* Brief
From the entries that follow, extract each line holding the string "this".

begin

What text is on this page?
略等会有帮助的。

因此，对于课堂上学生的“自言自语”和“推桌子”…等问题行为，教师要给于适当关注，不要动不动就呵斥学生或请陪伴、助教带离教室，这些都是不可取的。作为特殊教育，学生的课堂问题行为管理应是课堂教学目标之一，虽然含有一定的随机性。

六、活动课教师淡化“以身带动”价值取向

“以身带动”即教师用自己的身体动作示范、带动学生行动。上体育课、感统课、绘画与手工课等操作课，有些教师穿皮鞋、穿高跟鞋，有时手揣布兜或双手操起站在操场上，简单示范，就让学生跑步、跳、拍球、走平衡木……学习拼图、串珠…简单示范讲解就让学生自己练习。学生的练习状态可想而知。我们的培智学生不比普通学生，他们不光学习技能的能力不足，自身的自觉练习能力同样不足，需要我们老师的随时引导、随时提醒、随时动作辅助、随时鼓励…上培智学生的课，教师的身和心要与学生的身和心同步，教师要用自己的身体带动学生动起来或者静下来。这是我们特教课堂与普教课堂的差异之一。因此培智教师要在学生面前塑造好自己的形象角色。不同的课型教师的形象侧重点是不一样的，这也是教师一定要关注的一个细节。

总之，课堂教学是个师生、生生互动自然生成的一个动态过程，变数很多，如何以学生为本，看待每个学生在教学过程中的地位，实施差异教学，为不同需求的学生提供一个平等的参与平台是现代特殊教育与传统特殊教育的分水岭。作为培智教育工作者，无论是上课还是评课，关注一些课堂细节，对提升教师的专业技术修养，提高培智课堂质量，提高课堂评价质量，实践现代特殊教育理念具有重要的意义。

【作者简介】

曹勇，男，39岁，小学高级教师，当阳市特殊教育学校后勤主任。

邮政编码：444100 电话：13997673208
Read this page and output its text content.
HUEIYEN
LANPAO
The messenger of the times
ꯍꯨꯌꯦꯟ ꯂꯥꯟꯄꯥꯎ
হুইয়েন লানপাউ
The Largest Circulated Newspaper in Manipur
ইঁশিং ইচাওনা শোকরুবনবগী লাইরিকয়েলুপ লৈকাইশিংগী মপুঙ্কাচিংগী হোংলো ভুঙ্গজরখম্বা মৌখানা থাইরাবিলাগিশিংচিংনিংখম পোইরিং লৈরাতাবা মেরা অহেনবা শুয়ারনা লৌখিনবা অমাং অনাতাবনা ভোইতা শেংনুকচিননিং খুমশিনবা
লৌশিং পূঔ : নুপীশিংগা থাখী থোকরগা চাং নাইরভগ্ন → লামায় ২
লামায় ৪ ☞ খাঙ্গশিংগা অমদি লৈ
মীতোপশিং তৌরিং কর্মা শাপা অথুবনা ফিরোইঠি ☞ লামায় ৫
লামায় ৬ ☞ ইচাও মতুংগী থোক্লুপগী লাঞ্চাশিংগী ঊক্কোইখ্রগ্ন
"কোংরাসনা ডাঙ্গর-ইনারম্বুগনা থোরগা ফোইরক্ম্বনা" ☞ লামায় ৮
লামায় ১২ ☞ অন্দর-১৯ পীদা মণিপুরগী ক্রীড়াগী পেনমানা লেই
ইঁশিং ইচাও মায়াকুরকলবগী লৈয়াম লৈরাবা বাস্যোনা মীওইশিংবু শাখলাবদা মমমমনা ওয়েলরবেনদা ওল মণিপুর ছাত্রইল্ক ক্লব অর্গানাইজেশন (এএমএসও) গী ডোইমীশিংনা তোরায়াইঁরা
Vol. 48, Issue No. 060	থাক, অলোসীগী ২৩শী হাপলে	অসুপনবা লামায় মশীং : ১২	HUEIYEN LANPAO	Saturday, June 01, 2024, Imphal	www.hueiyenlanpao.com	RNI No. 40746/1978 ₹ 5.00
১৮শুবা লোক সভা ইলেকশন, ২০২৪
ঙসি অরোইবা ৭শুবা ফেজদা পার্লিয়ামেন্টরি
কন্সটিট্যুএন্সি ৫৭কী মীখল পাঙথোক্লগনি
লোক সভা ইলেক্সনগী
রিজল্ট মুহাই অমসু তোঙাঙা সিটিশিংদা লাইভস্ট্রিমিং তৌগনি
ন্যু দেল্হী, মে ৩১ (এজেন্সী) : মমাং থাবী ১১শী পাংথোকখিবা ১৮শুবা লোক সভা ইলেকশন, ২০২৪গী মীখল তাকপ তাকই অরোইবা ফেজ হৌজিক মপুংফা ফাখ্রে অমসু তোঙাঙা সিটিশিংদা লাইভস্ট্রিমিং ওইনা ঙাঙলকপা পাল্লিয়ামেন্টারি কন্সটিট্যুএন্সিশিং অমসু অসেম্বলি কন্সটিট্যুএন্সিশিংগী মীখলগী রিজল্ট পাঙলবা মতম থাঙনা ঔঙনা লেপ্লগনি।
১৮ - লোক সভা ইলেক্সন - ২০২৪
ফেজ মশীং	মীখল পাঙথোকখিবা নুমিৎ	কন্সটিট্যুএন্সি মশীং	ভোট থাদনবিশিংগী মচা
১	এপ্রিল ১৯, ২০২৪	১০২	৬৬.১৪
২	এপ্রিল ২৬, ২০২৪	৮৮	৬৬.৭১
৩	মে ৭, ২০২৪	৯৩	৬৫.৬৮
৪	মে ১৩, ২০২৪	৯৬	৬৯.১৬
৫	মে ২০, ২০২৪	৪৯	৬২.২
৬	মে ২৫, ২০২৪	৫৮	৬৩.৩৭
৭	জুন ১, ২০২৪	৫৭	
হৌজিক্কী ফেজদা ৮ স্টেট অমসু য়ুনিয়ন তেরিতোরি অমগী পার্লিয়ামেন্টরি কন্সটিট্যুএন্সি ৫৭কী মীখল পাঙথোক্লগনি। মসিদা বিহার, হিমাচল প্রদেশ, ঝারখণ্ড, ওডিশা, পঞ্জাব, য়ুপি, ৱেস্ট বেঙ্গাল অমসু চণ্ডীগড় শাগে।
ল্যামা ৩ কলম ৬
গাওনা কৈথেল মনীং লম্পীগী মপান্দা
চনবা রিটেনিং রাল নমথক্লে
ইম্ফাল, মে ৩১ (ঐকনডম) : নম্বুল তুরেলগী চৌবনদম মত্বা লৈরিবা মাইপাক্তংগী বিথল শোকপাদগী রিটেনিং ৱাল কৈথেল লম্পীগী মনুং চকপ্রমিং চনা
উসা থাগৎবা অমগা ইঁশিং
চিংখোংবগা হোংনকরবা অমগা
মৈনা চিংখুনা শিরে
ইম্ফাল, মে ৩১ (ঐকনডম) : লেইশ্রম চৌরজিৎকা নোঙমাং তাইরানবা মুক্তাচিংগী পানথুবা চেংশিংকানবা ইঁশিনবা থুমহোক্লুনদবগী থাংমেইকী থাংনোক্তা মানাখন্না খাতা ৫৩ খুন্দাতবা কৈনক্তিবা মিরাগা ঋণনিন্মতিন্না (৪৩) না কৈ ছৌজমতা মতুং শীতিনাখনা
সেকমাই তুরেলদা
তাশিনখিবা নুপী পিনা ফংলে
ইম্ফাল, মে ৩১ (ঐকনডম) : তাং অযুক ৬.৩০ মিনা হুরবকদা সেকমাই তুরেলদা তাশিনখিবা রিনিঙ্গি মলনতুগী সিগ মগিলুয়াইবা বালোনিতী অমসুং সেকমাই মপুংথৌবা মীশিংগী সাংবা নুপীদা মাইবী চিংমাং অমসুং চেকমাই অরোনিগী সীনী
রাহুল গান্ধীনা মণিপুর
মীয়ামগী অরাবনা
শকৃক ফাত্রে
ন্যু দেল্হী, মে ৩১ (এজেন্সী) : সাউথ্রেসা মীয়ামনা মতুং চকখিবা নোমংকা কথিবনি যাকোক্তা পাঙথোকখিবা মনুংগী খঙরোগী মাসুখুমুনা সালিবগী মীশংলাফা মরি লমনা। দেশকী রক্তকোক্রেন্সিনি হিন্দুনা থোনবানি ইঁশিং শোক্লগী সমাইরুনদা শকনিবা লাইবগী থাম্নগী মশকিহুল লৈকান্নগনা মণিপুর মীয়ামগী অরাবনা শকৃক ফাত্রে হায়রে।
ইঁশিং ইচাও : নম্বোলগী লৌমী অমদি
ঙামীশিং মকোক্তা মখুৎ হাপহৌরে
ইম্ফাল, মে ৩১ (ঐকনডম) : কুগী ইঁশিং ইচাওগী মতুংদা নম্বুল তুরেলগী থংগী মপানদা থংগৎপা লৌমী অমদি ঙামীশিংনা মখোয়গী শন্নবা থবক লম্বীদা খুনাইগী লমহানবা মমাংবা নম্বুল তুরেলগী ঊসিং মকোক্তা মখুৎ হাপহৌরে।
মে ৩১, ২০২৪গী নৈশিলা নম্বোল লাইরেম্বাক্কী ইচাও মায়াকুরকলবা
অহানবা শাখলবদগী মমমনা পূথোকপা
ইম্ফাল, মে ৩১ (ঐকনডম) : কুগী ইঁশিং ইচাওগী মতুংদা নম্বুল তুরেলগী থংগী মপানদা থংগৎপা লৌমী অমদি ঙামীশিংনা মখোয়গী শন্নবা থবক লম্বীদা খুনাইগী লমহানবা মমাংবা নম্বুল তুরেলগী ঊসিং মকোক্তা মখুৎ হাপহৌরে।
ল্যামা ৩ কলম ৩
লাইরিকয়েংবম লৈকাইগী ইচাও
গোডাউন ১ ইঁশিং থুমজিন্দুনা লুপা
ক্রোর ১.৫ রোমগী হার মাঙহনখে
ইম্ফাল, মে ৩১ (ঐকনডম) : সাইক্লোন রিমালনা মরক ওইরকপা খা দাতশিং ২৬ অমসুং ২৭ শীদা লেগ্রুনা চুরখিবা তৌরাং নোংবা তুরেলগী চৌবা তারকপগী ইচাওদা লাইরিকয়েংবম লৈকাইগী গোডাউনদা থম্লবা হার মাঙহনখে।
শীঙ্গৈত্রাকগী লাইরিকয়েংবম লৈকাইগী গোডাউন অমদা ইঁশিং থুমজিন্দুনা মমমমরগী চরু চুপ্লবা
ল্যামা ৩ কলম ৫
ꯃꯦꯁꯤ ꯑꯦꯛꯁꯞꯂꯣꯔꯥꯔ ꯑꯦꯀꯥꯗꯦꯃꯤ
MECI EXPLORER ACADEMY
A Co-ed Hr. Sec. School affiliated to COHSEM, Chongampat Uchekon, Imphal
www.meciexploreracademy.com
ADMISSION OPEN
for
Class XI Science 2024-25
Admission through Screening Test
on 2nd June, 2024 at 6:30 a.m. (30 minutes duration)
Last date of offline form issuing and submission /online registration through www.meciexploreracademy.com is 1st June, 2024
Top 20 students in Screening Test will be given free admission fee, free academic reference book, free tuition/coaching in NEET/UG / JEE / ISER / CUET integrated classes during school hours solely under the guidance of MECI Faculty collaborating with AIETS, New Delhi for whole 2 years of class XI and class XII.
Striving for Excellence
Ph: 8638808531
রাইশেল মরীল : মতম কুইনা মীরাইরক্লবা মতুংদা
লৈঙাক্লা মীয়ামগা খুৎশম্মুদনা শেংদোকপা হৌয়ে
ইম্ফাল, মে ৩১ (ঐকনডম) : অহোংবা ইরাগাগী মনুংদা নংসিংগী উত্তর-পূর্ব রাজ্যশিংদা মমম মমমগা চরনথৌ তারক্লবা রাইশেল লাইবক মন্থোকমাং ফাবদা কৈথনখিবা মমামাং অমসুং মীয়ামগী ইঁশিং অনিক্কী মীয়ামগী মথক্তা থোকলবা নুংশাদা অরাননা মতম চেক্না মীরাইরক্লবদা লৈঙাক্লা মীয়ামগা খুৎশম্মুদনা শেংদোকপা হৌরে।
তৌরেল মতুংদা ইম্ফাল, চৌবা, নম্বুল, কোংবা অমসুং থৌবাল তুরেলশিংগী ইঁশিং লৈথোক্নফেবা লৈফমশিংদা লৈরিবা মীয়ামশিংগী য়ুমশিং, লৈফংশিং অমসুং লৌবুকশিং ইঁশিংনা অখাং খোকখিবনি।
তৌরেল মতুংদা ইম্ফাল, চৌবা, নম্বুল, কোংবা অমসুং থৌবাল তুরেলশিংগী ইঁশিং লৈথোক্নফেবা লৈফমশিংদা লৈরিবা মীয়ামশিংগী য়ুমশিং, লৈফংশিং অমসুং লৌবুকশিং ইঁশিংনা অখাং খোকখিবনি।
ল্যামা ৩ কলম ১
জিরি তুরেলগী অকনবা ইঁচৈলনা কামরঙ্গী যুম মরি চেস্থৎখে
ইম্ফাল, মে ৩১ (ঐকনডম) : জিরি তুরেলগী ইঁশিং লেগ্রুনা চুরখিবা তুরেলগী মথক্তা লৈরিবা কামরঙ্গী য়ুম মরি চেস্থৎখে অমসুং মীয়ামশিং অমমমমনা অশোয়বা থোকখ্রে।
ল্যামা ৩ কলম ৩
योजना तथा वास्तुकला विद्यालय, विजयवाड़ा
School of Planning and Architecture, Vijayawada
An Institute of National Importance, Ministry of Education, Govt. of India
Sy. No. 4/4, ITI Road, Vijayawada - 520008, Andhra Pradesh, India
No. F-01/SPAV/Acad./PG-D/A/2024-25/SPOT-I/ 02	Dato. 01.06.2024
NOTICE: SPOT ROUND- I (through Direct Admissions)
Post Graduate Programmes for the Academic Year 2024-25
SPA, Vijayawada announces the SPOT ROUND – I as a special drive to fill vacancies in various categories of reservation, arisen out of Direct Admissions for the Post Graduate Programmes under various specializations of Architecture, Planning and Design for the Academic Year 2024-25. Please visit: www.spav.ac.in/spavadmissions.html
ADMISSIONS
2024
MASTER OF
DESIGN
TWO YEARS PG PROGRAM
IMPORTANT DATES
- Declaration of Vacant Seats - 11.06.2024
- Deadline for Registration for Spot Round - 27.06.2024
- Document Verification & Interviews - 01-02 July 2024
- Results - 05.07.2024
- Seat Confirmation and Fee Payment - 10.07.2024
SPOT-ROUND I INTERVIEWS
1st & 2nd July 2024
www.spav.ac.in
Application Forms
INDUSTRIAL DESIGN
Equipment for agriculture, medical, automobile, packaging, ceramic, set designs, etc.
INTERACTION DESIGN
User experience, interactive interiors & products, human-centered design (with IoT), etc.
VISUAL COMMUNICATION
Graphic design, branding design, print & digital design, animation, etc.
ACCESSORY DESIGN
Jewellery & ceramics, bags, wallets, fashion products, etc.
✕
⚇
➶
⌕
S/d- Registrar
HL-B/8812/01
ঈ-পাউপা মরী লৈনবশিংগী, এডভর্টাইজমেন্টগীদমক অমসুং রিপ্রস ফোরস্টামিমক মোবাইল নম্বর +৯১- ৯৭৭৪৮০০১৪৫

end

* Completed exercise
What text is on this page?
Read this page and output its text content.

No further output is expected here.